Part of a data file
——

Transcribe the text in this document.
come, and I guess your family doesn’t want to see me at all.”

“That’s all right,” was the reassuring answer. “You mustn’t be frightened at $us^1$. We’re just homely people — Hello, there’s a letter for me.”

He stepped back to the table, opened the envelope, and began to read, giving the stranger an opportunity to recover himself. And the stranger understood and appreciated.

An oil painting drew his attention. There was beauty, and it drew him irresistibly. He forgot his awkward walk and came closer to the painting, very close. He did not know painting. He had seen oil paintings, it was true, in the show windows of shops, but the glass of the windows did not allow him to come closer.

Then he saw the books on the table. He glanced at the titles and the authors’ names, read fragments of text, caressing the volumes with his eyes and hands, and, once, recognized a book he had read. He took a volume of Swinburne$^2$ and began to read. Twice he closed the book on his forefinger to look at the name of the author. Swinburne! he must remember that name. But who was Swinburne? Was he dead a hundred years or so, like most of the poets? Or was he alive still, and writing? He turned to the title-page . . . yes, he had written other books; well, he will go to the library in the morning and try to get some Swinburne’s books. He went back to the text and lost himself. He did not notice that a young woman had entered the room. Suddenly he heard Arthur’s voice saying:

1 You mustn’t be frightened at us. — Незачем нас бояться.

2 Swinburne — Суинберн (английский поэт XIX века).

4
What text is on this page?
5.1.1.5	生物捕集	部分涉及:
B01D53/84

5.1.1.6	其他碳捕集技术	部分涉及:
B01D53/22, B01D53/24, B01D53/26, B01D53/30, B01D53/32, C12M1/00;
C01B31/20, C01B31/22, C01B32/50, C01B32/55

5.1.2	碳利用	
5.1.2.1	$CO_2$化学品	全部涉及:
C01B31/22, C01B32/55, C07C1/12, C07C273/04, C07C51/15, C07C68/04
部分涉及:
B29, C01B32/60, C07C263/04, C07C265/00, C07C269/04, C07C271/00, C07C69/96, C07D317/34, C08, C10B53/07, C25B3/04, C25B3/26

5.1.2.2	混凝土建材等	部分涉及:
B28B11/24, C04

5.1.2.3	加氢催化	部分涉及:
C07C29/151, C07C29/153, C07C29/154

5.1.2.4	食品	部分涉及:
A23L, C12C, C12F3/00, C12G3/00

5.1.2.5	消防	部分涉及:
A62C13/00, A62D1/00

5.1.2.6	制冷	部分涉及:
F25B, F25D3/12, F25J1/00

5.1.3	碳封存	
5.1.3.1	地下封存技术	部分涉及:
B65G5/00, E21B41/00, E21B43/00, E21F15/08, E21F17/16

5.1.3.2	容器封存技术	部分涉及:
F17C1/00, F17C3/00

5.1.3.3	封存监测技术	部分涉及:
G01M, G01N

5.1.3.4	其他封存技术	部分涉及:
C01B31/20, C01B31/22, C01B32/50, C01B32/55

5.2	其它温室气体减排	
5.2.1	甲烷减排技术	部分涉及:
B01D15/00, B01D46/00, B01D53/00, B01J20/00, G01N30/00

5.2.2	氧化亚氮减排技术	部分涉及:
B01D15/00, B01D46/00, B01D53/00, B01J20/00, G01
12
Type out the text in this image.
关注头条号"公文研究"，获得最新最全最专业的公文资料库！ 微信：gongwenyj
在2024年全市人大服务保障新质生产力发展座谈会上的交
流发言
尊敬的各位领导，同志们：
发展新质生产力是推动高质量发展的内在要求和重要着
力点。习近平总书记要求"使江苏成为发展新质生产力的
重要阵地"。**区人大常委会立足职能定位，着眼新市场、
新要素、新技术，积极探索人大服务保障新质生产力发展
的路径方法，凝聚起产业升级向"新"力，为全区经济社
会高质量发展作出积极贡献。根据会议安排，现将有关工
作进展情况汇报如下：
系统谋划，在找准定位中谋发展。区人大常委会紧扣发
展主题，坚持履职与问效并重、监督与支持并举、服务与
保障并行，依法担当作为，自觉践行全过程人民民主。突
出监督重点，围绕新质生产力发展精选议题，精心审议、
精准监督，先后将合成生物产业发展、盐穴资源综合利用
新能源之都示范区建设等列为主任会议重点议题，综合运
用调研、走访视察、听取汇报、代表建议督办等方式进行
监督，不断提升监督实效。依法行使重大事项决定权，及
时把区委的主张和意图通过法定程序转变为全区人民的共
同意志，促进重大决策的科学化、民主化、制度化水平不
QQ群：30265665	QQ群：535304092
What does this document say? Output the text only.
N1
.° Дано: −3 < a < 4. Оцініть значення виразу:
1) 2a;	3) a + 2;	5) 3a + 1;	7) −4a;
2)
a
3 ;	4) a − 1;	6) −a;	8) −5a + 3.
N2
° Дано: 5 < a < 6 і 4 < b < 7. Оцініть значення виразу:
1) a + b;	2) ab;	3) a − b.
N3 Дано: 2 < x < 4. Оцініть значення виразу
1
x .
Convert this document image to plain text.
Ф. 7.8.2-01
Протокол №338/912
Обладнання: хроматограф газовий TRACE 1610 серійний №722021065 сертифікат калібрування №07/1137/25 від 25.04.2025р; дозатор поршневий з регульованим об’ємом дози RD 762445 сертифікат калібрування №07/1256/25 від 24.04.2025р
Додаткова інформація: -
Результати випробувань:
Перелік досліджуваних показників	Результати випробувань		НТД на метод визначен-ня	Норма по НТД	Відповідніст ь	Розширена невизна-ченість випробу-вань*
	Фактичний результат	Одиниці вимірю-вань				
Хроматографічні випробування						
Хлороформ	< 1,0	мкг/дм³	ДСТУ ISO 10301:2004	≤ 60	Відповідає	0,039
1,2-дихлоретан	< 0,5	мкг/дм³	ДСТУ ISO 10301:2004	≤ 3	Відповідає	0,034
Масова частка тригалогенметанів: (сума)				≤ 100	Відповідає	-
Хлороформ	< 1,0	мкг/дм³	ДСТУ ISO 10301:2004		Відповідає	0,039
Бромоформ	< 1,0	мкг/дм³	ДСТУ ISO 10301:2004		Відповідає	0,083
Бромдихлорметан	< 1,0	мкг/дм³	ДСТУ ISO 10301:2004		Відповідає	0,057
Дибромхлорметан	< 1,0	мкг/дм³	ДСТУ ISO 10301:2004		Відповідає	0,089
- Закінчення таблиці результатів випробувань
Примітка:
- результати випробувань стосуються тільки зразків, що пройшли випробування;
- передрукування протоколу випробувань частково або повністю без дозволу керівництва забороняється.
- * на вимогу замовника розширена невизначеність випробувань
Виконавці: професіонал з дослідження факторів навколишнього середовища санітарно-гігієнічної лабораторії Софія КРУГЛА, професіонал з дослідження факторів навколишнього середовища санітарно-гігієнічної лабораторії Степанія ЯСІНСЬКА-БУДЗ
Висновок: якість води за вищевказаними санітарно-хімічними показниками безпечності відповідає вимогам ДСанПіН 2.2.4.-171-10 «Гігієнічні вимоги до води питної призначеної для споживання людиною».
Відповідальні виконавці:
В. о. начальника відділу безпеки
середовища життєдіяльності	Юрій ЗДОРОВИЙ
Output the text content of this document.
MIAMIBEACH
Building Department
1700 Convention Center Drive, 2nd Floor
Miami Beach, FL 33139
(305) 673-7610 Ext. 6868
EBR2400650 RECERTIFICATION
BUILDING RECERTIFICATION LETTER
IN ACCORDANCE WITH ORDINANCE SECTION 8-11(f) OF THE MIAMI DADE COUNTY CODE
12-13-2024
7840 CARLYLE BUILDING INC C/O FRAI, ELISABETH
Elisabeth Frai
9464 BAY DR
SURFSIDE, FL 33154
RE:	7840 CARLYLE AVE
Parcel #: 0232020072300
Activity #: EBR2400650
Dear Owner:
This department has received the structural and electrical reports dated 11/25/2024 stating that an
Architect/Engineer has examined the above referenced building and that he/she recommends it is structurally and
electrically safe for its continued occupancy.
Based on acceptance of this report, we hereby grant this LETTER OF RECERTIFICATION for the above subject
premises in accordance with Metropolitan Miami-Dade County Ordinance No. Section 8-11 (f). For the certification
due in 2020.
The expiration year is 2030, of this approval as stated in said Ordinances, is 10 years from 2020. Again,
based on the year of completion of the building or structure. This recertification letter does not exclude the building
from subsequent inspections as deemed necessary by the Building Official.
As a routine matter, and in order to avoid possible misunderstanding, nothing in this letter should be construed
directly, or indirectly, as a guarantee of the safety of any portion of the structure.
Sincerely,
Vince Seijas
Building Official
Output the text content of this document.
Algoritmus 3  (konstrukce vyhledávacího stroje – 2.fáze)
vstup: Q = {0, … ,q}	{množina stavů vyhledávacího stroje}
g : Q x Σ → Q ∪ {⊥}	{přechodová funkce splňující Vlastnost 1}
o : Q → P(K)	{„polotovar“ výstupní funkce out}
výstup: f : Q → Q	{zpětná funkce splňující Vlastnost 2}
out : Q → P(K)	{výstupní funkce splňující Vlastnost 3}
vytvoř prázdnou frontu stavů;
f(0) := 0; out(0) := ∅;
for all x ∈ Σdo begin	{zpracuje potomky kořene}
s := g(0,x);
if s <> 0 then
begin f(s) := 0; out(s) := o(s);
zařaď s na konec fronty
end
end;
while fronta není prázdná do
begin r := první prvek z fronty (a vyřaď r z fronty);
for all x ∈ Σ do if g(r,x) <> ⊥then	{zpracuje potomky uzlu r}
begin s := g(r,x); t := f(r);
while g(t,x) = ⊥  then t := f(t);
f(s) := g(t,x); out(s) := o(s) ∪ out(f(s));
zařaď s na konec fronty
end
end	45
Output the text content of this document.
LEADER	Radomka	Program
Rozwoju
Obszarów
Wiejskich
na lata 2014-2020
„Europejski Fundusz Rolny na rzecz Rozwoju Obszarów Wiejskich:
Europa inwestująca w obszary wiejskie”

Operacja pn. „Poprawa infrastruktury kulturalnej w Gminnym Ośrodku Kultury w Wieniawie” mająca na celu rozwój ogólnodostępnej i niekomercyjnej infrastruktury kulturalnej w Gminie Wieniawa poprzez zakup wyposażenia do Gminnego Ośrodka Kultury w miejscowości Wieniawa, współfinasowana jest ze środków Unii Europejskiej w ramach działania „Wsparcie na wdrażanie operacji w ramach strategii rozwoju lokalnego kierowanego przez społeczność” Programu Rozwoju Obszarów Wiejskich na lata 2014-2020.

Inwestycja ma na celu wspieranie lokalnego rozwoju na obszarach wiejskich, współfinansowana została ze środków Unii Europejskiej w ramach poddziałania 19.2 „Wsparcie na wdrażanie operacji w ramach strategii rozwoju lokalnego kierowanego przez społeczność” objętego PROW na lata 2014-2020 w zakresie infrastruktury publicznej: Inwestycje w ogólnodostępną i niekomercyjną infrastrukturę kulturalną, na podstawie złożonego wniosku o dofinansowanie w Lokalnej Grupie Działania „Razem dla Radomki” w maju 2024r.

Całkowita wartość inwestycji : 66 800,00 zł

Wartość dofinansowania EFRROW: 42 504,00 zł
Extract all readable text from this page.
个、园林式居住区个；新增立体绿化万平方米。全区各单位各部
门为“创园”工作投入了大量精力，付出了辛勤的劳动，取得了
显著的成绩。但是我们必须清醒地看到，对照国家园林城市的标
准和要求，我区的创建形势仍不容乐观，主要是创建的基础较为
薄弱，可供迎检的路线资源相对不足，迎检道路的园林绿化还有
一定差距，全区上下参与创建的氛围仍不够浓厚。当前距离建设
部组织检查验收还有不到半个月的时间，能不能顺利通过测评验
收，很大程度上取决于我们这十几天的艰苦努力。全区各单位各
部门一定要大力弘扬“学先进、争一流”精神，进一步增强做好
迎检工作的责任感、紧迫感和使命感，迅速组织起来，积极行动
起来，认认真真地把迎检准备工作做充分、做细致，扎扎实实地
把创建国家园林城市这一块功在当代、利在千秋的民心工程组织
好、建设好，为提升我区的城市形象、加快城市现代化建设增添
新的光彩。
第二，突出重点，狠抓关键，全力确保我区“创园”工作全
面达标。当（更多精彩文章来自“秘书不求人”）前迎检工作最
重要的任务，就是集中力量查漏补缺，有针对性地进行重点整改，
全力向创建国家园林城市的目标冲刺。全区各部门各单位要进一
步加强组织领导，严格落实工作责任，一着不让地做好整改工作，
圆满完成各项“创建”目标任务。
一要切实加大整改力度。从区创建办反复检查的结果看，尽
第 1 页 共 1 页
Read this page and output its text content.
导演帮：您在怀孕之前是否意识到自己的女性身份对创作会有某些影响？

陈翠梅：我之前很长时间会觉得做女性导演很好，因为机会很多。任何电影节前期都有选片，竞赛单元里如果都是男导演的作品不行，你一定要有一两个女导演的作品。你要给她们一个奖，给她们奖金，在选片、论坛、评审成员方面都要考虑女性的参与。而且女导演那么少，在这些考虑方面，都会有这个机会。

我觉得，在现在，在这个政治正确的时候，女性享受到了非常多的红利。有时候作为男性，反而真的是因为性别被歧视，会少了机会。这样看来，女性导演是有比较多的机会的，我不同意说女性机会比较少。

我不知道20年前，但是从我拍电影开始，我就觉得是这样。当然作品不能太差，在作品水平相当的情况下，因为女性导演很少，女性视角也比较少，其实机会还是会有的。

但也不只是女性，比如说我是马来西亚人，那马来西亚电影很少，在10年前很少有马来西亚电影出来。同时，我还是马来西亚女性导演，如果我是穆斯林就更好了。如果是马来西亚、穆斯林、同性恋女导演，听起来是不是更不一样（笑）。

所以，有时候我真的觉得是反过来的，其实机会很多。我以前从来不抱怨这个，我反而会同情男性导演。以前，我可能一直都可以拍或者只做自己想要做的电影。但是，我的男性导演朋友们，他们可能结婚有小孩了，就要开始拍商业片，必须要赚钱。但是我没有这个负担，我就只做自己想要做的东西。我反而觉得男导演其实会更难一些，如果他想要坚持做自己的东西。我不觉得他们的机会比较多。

——

→ **Written task**
Of the lines above, how many include the word "середовища"? Reply with the number alone.

→ **Response**
2